### Exercise aim
Copy out all lines with the word "automatischen" in them.

Stored entries
══════════════════════════════

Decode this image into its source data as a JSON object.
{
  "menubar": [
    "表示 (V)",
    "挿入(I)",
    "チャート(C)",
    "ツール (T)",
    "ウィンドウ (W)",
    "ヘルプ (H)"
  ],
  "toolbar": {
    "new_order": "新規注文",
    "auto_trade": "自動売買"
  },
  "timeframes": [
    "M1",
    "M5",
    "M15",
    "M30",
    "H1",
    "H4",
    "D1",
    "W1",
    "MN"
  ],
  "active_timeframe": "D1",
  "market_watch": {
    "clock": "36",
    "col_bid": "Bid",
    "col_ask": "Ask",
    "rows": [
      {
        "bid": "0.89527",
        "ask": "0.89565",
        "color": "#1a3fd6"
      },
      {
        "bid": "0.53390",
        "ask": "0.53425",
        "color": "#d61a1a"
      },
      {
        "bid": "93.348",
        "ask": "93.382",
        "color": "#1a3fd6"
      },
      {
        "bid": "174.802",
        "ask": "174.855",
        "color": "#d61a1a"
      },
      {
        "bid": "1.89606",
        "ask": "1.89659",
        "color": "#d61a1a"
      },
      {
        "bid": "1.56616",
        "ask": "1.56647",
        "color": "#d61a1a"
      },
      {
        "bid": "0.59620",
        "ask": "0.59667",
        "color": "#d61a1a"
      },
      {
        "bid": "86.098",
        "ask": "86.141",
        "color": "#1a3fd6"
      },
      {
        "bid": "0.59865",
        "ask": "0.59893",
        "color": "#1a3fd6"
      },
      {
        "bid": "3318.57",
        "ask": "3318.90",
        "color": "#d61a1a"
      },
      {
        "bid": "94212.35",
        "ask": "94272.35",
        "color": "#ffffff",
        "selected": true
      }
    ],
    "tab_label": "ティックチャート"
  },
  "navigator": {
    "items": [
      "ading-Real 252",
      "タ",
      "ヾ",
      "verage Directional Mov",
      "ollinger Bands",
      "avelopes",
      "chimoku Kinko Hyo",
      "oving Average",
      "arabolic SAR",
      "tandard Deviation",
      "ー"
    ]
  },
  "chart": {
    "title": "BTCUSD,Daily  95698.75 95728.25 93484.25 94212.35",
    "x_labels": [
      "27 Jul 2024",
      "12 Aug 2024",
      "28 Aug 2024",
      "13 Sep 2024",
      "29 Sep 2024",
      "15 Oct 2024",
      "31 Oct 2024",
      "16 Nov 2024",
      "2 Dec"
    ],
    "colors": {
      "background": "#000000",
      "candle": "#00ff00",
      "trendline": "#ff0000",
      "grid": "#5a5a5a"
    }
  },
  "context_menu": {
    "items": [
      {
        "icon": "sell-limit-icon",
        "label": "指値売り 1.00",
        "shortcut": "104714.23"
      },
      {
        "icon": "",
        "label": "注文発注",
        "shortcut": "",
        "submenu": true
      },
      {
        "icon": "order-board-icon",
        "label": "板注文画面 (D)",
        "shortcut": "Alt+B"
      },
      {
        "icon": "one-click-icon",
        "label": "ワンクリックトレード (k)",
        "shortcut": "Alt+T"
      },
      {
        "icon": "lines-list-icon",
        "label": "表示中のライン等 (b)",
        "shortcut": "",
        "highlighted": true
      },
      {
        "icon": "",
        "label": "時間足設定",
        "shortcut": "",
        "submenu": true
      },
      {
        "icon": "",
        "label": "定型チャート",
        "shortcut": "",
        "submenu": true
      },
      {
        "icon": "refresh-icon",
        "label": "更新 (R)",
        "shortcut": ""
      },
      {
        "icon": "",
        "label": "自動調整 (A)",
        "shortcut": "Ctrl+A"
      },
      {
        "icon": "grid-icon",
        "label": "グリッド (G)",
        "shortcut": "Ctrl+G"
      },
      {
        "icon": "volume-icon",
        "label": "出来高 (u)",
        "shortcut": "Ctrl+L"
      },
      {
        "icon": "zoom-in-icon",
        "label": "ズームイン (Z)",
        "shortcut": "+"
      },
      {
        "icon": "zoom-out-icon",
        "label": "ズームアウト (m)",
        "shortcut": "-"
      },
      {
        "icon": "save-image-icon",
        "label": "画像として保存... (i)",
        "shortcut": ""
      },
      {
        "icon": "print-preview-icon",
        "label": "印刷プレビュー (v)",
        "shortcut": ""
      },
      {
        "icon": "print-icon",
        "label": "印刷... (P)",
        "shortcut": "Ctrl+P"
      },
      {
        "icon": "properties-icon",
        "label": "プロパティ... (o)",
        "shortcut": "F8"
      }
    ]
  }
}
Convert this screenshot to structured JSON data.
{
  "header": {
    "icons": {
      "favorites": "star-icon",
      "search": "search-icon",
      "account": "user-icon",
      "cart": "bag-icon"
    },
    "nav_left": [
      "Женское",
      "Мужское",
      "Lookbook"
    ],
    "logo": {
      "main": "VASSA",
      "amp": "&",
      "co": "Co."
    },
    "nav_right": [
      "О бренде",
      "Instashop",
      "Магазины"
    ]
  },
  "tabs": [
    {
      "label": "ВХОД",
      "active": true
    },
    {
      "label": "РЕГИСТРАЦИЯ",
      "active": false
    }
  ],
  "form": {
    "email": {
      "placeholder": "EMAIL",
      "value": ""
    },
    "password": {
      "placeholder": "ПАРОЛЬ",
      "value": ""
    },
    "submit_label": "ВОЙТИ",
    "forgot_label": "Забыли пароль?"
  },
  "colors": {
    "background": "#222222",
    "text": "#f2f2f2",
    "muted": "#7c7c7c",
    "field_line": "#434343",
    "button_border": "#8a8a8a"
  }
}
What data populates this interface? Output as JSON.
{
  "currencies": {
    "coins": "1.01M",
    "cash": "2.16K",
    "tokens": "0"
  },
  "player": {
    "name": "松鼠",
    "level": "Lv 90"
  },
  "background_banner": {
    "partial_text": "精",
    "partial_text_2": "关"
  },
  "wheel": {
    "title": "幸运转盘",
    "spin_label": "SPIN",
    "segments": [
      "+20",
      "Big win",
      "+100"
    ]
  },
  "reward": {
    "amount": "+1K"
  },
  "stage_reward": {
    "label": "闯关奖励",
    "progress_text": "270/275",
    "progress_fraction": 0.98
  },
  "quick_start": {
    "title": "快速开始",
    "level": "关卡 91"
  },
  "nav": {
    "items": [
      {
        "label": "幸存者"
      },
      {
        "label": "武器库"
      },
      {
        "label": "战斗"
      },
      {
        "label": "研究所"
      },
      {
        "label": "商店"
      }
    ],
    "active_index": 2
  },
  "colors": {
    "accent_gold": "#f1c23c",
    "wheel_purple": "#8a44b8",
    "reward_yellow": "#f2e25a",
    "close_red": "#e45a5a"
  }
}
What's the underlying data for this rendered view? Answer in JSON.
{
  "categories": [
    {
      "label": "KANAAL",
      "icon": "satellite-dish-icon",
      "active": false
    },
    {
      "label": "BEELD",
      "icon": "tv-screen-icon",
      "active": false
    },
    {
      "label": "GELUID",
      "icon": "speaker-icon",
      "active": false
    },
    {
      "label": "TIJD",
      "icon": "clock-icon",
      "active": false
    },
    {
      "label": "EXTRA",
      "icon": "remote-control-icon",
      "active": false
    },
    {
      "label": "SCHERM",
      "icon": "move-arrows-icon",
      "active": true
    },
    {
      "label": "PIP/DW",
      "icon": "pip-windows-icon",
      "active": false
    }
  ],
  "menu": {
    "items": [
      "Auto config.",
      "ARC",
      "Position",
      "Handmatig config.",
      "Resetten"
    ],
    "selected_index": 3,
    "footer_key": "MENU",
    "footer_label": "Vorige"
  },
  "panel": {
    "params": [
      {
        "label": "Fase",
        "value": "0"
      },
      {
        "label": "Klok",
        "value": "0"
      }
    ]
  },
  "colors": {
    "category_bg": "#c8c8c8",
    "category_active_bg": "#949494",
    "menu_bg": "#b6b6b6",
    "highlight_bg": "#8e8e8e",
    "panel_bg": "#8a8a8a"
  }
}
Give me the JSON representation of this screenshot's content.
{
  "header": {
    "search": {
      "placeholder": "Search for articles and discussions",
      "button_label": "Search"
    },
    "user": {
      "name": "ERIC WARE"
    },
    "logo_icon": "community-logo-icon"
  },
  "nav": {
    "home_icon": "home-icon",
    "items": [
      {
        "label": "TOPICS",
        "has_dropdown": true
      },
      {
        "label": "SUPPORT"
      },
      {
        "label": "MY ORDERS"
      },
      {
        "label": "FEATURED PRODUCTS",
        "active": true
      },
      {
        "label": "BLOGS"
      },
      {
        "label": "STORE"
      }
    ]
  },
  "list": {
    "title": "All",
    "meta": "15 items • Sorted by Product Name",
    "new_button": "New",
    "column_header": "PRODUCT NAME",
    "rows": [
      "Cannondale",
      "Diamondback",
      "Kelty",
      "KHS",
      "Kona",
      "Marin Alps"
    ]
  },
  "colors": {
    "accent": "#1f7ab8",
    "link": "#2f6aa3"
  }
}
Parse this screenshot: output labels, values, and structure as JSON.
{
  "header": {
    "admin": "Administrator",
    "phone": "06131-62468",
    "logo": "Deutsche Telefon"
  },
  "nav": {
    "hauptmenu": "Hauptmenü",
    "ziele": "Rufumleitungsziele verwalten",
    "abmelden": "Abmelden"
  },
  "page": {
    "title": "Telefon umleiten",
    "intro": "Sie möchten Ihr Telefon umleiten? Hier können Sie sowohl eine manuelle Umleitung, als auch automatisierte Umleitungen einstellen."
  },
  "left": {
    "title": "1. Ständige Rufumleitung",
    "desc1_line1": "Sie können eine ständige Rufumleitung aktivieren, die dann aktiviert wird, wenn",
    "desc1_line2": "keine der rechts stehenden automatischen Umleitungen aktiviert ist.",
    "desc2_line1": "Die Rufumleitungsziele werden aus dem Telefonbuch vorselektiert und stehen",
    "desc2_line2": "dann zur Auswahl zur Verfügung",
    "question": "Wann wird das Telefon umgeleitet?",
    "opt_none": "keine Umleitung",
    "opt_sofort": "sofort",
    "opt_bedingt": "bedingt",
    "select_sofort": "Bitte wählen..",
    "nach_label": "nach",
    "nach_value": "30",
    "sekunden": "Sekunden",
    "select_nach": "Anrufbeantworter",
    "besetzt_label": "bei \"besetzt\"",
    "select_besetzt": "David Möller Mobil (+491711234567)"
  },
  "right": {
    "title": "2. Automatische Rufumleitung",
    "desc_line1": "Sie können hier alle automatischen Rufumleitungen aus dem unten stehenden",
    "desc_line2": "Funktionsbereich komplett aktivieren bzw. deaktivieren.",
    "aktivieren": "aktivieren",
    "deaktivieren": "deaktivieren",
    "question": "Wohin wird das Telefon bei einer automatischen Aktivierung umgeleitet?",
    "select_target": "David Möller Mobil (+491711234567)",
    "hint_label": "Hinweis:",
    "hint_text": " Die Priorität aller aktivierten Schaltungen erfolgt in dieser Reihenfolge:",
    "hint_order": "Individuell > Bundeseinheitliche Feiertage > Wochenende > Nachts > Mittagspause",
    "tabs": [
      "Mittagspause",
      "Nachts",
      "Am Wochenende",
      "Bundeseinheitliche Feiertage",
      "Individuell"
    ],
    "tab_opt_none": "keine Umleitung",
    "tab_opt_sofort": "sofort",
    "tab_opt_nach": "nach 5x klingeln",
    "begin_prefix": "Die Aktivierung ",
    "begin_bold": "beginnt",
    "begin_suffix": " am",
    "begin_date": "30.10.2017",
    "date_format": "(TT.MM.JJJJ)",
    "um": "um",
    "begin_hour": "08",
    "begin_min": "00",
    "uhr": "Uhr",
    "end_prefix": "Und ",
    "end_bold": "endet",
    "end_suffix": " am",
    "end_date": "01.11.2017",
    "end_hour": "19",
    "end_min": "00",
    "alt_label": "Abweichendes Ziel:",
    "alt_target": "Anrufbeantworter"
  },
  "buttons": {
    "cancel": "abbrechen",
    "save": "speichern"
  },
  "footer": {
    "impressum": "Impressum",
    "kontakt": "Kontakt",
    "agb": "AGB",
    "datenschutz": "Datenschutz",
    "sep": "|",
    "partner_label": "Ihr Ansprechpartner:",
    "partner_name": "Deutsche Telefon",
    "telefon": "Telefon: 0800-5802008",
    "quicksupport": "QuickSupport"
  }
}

══════════════════════════════

### Written solution
    "desc1_line2": "keine der rechts stehenden automatischen Umleitungen aktiviert ist.",
    "desc_line1": "Sie können hier alle automatischen Rufumleitungen aus dem unten stehenden",
    "question": "Wohin wird das Telefon bei einer automatischen Aktivierung umgeleitet?",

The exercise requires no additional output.